## begin

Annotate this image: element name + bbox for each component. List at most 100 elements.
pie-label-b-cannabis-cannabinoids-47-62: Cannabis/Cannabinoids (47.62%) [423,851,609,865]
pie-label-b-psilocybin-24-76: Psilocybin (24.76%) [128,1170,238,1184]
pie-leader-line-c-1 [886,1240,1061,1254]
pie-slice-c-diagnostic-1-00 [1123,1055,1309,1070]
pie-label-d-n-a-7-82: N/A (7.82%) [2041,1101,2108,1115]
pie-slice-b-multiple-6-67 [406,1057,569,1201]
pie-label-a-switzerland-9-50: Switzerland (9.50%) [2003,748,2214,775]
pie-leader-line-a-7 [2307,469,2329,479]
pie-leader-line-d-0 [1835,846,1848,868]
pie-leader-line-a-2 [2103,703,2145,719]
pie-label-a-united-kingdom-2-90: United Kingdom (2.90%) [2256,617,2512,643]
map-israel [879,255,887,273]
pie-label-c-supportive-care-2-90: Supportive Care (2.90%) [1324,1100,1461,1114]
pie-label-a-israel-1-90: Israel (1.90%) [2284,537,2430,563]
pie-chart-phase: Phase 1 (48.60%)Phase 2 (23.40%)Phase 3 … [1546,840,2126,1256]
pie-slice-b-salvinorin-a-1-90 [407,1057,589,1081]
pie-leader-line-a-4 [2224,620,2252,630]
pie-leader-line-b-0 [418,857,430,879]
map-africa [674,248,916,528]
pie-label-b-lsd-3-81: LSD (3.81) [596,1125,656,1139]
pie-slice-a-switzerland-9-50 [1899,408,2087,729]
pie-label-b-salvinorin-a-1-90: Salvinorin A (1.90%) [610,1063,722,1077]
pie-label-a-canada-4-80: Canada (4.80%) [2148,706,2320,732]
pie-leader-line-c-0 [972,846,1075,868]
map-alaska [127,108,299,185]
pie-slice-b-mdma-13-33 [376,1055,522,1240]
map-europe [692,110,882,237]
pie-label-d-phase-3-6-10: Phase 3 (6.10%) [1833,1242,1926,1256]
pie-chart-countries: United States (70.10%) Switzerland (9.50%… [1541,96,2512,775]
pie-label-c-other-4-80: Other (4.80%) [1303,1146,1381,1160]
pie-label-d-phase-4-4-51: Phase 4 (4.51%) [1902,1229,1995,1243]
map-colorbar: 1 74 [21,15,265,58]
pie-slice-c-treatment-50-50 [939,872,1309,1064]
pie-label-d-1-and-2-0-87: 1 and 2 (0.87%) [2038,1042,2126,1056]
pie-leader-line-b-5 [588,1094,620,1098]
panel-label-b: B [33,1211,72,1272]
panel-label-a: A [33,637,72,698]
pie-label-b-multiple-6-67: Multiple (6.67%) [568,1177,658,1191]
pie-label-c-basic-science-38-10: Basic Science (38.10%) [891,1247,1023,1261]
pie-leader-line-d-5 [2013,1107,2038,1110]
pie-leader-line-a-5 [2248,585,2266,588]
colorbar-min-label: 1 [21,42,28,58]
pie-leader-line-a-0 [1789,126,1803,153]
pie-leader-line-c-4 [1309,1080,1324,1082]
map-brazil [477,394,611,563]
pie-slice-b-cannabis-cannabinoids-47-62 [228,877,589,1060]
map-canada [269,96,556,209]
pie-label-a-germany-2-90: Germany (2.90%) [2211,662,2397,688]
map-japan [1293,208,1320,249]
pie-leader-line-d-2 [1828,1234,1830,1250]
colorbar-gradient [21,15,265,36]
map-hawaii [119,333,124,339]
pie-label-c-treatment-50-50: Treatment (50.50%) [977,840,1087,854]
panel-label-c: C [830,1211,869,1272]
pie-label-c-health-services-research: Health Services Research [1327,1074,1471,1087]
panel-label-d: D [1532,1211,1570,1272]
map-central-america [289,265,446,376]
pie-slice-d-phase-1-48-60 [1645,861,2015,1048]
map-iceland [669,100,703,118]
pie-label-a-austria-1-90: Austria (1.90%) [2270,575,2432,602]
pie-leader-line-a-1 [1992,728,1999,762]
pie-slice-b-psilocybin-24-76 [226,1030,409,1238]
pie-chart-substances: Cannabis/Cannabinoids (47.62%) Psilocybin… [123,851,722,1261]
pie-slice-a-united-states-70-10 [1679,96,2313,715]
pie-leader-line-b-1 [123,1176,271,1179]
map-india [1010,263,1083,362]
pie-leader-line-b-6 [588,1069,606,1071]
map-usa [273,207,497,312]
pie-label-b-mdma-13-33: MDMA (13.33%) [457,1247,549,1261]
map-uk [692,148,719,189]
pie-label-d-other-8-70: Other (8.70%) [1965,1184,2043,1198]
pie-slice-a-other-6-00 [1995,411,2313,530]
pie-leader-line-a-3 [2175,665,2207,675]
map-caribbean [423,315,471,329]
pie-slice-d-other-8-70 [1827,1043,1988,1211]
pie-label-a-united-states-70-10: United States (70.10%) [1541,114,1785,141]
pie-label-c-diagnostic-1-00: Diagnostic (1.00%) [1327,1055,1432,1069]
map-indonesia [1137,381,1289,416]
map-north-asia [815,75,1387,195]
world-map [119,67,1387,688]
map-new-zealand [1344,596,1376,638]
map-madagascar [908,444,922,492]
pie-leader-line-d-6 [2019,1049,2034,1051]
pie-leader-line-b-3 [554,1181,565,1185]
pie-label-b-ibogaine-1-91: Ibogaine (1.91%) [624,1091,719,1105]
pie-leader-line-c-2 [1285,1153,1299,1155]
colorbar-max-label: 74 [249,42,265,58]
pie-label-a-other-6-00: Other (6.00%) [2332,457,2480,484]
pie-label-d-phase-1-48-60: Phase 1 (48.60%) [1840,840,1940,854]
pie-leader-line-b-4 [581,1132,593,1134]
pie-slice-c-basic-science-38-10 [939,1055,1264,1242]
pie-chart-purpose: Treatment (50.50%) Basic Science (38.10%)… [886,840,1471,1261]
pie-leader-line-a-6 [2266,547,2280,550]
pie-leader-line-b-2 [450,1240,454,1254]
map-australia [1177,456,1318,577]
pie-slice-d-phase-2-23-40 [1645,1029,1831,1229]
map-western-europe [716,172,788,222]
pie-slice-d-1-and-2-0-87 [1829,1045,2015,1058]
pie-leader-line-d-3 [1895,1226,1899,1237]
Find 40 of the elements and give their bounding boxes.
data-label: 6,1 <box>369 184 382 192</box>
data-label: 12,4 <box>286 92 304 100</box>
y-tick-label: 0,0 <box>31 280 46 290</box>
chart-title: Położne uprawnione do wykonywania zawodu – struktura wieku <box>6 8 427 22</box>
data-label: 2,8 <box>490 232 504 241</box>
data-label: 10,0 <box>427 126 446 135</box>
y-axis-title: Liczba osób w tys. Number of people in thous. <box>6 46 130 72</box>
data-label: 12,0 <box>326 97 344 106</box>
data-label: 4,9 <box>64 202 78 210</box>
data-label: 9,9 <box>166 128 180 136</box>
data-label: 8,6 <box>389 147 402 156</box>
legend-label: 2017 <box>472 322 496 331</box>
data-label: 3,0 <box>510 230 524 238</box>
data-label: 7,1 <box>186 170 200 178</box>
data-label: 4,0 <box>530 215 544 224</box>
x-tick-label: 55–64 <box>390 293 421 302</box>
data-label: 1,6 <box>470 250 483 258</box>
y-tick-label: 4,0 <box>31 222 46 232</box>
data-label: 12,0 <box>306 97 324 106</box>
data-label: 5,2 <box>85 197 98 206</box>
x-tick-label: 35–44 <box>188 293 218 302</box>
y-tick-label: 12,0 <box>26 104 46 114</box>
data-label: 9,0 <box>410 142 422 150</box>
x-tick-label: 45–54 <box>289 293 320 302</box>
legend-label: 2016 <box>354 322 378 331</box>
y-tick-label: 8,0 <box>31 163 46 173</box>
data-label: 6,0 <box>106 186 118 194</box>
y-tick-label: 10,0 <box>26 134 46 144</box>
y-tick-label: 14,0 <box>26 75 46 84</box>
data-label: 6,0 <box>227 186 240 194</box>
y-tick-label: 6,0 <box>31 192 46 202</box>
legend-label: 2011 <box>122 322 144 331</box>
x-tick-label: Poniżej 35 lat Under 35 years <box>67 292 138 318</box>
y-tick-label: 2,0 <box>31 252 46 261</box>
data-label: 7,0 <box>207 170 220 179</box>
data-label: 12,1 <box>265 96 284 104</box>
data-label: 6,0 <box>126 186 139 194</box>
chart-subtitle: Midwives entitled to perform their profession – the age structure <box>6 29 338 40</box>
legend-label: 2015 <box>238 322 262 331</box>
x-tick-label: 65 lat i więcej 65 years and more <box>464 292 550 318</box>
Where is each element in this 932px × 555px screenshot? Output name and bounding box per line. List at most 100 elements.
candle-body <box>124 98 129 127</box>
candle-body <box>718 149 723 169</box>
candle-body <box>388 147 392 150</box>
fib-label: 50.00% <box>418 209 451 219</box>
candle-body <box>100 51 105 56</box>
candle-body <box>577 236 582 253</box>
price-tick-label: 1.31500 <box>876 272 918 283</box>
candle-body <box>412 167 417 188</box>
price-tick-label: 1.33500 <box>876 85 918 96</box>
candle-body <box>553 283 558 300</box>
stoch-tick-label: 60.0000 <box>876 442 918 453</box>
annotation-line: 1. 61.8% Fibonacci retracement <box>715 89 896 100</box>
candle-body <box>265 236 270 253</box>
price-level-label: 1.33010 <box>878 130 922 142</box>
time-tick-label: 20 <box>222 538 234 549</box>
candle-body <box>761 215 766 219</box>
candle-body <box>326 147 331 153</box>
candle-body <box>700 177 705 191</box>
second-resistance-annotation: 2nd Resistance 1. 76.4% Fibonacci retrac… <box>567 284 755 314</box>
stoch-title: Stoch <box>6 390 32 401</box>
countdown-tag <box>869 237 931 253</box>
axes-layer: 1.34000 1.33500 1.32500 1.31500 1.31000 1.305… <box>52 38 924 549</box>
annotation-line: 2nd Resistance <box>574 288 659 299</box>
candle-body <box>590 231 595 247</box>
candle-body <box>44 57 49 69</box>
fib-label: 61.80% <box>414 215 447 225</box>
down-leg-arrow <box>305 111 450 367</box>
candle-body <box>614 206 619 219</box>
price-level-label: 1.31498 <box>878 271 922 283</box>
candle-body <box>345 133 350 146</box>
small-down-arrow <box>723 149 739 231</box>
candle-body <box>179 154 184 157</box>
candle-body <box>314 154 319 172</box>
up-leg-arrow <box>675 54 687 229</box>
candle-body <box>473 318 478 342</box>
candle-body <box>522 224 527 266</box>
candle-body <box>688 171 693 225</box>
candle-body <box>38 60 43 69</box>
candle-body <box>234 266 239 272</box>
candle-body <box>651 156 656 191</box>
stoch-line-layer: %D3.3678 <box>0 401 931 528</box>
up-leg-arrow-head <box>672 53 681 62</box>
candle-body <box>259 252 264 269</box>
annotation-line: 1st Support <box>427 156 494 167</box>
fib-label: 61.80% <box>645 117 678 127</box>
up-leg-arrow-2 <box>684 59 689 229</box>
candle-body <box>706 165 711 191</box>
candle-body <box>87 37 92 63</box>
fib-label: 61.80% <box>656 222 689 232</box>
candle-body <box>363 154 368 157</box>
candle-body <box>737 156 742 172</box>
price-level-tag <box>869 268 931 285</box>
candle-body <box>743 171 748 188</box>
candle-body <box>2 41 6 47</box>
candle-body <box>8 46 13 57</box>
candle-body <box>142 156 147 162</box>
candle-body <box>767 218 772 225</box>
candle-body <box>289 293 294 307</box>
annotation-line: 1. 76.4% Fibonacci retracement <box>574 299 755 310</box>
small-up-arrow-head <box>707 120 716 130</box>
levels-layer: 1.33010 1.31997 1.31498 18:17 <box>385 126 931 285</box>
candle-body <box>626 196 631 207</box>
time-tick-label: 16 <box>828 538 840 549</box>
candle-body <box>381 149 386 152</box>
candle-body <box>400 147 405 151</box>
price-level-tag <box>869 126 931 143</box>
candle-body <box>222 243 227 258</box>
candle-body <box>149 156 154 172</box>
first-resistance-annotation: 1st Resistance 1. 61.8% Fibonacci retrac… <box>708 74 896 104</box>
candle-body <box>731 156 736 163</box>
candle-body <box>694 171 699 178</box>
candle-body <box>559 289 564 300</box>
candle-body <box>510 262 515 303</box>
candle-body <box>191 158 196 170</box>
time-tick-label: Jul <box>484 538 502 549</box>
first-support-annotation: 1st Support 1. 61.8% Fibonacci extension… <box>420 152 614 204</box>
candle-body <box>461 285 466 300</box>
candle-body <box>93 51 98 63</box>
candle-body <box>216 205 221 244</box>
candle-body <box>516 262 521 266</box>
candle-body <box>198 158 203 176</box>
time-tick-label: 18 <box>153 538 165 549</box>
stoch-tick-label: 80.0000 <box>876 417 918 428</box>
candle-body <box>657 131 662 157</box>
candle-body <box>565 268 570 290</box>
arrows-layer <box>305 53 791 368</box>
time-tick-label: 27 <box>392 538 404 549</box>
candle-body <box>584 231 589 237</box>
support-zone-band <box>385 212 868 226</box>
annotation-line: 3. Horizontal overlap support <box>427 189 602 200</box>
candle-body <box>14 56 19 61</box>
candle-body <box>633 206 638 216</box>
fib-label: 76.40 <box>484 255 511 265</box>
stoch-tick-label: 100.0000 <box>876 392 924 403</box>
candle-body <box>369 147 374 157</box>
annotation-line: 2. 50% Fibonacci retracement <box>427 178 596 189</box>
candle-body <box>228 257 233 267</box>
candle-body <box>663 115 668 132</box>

## end

EXERCISE DESCRIPTION: Copy out the lines word for word, starting with the very first line and ending with the line that contains "pie-leader-line-a-0 [1789,126,1803,153]", both included.

OUTPUT FOR THIS EXERCISE:
Annotate this image: element name + bbox for each component. List at most 100 elements.
pie-label-b-cannabis-cannabinoids-47-62: Cannabis/Cannabinoids (47.62%) [423,851,609,865]
pie-label-b-psilocybin-24-76: Psilocybin (24.76%) [128,1170,238,1184]
pie-leader-line-c-1 [886,1240,1061,1254]
pie-slice-c-diagnostic-1-00 [1123,1055,1309,1070]
pie-label-d-n-a-7-82: N/A (7.82%) [2041,1101,2108,1115]
pie-slice-b-multiple-6-67 [406,1057,569,1201]
pie-label-a-switzerland-9-50: Switzerland (9.50%) [2003,748,2214,775]
pie-leader-line-a-7 [2307,469,2329,479]
pie-leader-line-d-0 [1835,846,1848,868]
pie-leader-line-a-2 [2103,703,2145,719]
pie-label-a-united-kingdom-2-90: United Kingdom (2.90%) [2256,617,2512,643]
map-israel [879,255,887,273]
pie-label-c-supportive-care-2-90: Supportive Care (2.90%) [1324,1100,1461,1114]
pie-label-a-israel-1-90: Israel (1.90%) [2284,537,2430,563]
pie-chart-phase: Phase 1 (48.60%)Phase 2 (23.40%)Phase 3 … [1546,840,2126,1256]
pie-slice-b-salvinorin-a-1-90 [407,1057,589,1081]
pie-leader-line-a-4 [2224,620,2252,630]
pie-leader-line-b-0 [418,857,430,879]
map-africa [674,248,916,528]
pie-label-b-lsd-3-81: LSD (3.81) [596,1125,656,1139]
pie-slice-a-switzerland-9-50 [1899,408,2087,729]
pie-label-b-salvinorin-a-1-90: Salvinorin A (1.90%) [610,1063,722,1077]
pie-label-a-canada-4-80: Canada (4.80%) [2148,706,2320,732]
pie-leader-line-c-0 [972,846,1075,868]
map-alaska [127,108,299,185]
pie-slice-b-mdma-13-33 [376,1055,522,1240]
map-europe [692,110,882,237]
pie-label-d-phase-3-6-10: Phase 3 (6.10%) [1833,1242,1926,1256]
pie-chart-countries: United States (70.10%) Switzerland (9.50%… [1541,96,2512,775]
pie-label-c-other-4-80: Other (4.80%) [1303,1146,1381,1160]
pie-label-d-phase-4-4-51: Phase 4 (4.51%) [1902,1229,1995,1243]
map-colorbar: 1 74 [21,15,265,58]
pie-slice-c-treatment-50-50 [939,872,1309,1064]
pie-label-d-1-and-2-0-87: 1 and 2 (0.87%) [2038,1042,2126,1056]
pie-leader-line-b-5 [588,1094,620,1098]
panel-label-b: B [33,1211,72,1272]
panel-label-a: A [33,637,72,698]
pie-label-b-multiple-6-67: Multiple (6.67%) [568,1177,658,1191]
pie-label-c-basic-science-38-10: Basic Science (38.10%) [891,1247,1023,1261]
pie-leader-line-d-5 [2013,1107,2038,1110]
pie-leader-line-a-5 [2248,585,2266,588]
colorbar-min-label: 1 [21,42,28,58]
pie-leader-line-a-0 [1789,126,1803,153]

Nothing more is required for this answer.